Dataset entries
· · · · ·
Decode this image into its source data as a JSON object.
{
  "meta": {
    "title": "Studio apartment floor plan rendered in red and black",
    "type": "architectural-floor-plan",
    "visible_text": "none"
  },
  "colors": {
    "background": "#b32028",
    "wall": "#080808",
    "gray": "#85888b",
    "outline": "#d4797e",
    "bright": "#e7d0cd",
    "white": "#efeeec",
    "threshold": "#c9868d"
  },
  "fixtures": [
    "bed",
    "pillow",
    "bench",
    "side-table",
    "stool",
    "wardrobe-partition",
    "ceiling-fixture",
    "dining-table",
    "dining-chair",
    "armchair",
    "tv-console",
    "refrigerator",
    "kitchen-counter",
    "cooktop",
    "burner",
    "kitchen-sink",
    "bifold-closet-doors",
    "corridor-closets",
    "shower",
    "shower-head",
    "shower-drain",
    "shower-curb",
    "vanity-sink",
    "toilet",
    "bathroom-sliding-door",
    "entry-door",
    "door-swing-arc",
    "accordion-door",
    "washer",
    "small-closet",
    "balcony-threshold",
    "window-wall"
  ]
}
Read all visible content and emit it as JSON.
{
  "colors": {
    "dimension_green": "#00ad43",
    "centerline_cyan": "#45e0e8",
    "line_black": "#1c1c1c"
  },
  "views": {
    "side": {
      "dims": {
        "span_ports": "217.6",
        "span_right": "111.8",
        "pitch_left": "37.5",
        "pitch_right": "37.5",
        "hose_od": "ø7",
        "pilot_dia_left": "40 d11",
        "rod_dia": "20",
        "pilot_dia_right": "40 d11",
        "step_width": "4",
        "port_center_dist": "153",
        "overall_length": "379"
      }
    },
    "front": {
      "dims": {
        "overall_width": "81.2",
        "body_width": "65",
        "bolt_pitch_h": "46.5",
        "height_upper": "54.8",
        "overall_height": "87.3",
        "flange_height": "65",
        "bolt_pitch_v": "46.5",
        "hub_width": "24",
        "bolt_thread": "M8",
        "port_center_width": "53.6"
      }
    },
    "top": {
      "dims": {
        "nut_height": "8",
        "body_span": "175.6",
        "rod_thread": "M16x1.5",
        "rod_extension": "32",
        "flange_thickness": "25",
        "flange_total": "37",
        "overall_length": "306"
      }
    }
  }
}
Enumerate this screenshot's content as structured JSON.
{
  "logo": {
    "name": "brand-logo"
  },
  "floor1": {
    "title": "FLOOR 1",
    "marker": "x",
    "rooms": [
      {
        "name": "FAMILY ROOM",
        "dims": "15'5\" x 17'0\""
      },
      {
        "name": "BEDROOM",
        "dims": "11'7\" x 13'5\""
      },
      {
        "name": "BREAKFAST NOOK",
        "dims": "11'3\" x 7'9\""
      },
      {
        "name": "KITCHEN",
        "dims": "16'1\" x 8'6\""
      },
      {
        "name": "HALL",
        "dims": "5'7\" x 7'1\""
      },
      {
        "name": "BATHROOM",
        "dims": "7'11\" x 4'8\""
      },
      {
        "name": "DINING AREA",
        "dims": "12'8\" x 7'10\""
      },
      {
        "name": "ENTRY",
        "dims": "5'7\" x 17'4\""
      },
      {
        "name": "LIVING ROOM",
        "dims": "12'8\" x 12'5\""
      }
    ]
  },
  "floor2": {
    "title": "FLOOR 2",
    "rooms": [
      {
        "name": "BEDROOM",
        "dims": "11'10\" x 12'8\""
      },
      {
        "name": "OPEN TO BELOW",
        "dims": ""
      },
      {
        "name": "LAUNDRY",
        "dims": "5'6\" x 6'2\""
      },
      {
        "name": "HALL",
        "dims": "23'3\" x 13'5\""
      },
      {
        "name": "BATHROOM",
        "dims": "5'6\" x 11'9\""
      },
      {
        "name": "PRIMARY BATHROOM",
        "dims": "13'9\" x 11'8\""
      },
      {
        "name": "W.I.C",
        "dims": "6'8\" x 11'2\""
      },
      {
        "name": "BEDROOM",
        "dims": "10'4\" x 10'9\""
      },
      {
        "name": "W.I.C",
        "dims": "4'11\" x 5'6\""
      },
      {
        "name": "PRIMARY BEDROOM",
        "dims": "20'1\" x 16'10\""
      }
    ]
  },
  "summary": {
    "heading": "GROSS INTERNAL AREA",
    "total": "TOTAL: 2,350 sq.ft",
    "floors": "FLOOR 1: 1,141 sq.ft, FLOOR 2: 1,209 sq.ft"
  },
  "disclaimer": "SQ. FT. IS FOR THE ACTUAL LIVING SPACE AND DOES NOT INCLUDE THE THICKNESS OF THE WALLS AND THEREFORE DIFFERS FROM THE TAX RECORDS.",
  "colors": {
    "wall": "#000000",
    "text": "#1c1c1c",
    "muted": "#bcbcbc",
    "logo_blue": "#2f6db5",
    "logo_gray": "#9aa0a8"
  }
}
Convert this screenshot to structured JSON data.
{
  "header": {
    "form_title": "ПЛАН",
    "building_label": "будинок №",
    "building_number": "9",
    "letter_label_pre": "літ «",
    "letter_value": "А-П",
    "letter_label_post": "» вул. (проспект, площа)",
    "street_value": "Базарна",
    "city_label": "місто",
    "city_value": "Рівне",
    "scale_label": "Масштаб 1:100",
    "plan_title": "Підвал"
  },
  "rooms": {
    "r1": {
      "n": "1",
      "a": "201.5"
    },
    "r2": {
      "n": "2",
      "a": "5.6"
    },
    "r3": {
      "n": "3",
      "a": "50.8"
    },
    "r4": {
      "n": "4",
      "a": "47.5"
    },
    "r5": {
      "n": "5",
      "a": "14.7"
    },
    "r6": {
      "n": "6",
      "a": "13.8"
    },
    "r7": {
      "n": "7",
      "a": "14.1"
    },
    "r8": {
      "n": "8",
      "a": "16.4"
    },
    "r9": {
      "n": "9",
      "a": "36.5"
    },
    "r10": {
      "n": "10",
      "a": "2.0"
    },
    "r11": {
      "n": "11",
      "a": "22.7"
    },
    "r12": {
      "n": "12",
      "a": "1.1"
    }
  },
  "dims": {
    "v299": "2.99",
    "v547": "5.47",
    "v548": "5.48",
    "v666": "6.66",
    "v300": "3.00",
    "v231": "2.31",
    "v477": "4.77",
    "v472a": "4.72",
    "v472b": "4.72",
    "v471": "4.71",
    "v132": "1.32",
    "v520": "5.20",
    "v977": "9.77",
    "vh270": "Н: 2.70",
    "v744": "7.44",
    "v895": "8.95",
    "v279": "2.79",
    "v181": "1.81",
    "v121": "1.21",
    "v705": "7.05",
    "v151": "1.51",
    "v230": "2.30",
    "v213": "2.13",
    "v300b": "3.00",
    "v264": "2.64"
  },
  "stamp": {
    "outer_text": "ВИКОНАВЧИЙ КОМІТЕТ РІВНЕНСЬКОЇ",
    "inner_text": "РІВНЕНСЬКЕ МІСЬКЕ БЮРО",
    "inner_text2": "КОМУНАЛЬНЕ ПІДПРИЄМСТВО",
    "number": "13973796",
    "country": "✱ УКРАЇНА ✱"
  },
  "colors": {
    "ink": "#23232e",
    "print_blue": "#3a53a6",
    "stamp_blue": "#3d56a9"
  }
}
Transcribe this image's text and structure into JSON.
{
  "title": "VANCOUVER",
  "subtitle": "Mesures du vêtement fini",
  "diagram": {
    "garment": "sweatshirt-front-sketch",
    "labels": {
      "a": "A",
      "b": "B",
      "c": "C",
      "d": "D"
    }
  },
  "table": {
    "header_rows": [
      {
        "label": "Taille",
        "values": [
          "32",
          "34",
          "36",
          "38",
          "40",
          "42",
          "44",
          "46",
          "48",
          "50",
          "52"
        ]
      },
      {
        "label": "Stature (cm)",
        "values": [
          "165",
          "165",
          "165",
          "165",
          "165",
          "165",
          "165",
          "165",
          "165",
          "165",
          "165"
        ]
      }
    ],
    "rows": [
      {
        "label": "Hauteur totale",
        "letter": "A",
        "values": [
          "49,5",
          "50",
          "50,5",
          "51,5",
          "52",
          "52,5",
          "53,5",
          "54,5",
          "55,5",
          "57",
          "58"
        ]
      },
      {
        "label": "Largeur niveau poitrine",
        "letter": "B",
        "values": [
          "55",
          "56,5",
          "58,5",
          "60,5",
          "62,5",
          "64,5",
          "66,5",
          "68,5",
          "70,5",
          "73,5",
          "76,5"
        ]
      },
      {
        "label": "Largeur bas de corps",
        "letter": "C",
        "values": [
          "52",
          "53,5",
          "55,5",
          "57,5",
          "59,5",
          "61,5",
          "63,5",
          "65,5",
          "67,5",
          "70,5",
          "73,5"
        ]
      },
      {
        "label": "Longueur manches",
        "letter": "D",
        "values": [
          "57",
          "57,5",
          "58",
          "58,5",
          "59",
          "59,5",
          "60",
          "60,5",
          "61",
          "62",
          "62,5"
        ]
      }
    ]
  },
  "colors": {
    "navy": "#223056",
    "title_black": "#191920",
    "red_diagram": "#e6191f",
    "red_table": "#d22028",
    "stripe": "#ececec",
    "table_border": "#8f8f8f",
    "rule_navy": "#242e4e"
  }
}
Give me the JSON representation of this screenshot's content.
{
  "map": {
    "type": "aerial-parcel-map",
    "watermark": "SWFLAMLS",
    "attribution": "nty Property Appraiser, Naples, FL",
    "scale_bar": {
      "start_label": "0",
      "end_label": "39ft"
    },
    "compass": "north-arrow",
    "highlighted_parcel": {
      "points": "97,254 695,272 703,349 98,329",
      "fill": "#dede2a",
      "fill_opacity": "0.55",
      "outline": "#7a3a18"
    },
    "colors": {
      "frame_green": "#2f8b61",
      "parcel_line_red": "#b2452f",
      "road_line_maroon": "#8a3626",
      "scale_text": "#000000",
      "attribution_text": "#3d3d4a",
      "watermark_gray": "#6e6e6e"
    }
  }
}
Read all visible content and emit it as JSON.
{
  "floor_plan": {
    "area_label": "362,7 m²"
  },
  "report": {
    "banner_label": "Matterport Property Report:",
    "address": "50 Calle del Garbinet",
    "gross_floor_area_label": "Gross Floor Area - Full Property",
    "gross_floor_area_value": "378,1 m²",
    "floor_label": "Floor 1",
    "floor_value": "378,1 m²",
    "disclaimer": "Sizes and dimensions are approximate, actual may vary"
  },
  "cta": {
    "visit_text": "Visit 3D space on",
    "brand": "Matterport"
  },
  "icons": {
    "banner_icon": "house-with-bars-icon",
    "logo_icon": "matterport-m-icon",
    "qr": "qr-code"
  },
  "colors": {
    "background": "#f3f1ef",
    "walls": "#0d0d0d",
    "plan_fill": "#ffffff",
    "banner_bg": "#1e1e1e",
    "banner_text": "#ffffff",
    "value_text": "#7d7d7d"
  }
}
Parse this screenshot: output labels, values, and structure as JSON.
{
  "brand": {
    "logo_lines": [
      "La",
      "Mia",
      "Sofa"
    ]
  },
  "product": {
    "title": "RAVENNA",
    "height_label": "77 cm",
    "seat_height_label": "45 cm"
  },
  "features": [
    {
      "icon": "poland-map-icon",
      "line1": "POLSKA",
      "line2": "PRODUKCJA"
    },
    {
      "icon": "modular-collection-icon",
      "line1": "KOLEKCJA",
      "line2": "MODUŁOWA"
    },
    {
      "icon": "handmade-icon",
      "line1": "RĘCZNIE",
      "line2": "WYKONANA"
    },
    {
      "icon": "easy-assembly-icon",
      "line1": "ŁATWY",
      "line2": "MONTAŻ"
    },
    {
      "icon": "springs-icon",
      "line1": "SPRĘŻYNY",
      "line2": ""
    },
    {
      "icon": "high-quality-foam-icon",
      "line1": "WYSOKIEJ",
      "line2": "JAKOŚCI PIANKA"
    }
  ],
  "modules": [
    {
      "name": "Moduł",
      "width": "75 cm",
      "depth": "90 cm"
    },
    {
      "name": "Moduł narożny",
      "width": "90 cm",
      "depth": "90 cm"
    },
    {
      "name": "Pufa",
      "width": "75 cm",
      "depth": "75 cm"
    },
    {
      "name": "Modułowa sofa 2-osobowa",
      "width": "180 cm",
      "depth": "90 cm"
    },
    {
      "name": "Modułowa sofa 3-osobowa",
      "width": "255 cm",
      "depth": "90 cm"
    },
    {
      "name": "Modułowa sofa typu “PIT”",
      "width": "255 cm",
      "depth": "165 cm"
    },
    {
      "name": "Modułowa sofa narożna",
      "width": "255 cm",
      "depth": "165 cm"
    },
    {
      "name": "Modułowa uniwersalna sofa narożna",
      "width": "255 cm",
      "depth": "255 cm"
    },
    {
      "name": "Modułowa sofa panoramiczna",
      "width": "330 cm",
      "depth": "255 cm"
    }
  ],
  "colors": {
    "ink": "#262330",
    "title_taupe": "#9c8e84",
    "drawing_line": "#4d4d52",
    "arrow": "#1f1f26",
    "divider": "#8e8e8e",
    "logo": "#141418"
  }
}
· · · · ·
### EXERCISE DIRECTIONS
Copy out every line of the listing that contains the string "brand".

### EXERCISE SOLUTION
    "name": "brand-logo"
    "brand": "Matterport"
  "brand": {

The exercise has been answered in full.